-- Records to process start --
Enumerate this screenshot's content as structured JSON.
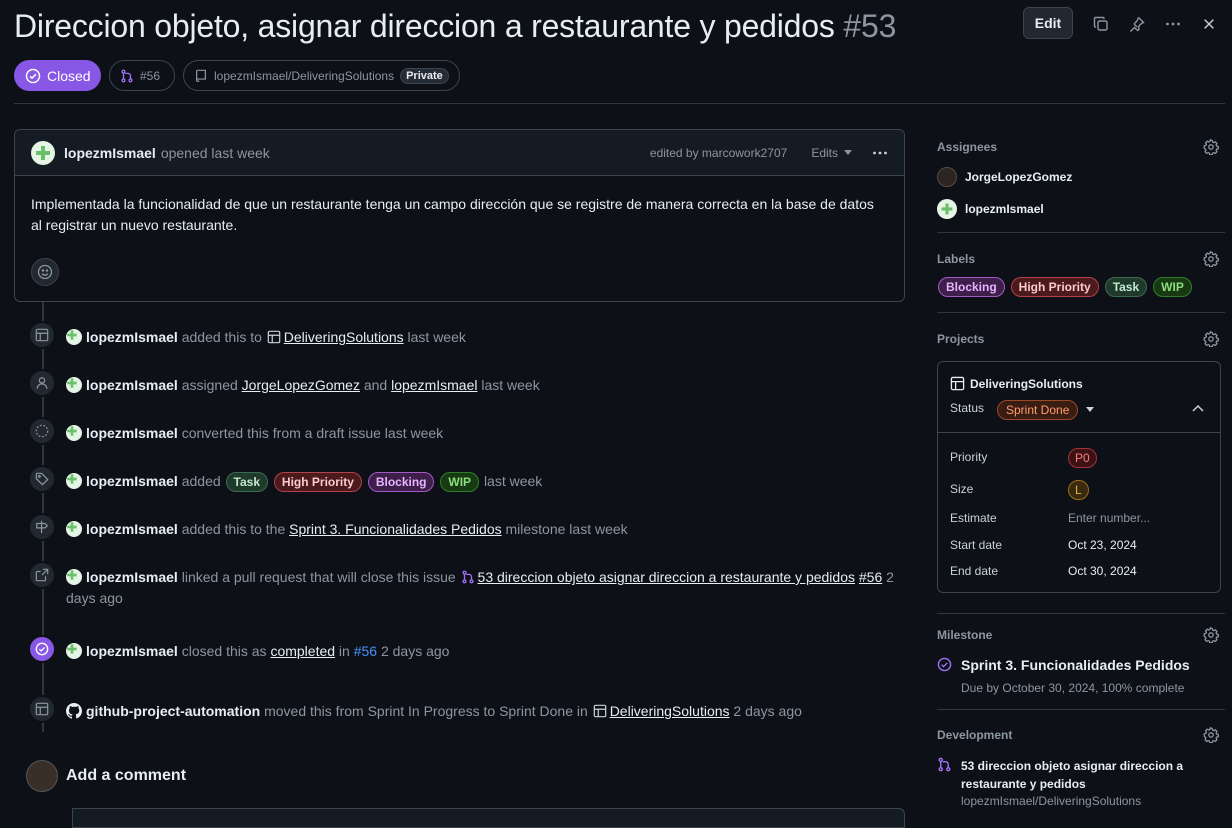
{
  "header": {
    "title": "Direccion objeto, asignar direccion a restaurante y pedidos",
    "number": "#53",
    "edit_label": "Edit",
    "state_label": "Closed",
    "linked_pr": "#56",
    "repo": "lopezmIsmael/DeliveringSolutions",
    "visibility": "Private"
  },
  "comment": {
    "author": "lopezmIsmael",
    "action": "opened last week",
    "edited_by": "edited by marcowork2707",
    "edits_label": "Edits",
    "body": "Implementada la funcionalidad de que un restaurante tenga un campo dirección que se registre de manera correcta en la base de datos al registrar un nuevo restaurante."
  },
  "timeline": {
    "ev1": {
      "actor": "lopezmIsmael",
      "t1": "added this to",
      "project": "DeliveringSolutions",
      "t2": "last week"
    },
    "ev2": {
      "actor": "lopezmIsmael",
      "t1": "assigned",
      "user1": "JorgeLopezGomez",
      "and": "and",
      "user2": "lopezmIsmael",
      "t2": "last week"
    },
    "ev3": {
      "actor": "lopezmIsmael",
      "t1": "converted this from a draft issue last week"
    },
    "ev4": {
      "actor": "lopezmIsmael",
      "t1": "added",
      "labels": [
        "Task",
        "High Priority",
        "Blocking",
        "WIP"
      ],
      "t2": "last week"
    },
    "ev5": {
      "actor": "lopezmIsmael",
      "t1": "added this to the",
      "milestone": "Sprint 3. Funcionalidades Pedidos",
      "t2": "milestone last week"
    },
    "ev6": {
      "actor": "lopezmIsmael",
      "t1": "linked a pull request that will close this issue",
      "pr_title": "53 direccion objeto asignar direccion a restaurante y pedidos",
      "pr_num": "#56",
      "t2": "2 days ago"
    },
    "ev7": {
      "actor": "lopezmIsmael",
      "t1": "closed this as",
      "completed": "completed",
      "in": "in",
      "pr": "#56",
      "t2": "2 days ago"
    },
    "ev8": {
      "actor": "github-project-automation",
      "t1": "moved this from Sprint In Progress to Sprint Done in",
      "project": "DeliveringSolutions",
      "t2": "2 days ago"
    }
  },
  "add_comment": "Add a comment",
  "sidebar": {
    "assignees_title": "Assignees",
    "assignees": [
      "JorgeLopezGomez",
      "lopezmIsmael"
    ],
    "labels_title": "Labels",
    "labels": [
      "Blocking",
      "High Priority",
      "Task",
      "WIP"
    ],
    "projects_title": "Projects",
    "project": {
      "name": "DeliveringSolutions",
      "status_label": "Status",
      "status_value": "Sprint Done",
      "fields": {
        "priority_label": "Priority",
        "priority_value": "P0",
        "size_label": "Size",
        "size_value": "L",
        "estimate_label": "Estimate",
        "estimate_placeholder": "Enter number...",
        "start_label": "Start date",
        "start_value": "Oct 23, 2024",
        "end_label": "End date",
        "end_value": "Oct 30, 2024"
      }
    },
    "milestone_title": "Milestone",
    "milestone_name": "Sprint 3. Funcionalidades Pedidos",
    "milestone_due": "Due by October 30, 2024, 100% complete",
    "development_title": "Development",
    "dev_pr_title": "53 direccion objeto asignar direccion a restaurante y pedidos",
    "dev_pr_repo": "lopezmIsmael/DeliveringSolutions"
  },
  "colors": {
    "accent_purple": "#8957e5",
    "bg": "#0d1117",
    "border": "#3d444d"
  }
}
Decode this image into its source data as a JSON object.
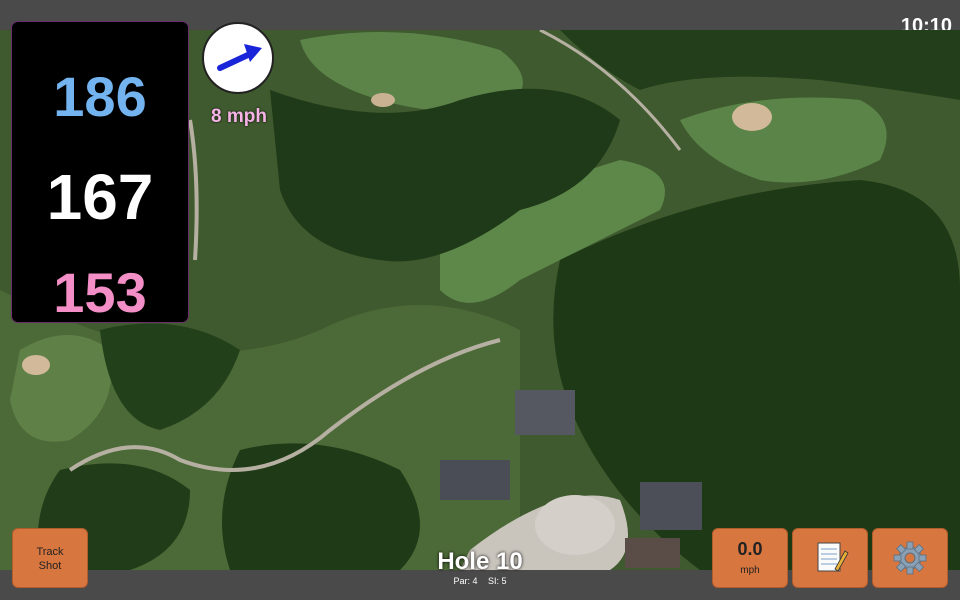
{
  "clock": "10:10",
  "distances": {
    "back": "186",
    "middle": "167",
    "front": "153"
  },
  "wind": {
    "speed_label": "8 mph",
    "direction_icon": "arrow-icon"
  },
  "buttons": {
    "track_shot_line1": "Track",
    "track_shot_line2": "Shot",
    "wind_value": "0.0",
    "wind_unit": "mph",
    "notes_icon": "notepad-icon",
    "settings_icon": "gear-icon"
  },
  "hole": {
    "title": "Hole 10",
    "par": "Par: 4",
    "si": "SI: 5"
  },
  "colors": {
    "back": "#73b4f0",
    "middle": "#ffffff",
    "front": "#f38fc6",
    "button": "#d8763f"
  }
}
-- Records to process end --
Requirements: Skip all pictures. Write out only the lines from the one containing "Decode this image" to the end of the listing above, inclusive, exactly as given.

Result for this task:
Decode this image into its source data as a JSON object.
{
  "clock": "10:10",
  "distances": {
    "back": "186",
    "middle": "167",
    "front": "153"
  },
  "wind": {
    "speed_label": "8 mph",
    "direction_icon": "arrow-icon"
  },
  "buttons": {
    "track_shot_line1": "Track",
    "track_shot_line2": "Shot",
    "wind_value": "0.0",
    "wind_unit": "mph",
    "notes_icon": "notepad-icon",
    "settings_icon": "gear-icon"
  },
  "hole": {
    "title": "Hole 10",
    "par": "Par: 4",
    "si": "SI: 5"
  },
  "colors": {
    "back": "#73b4f0",
    "middle": "#ffffff",
    "front": "#f38fc6",
    "button": "#d8763f"
  }
}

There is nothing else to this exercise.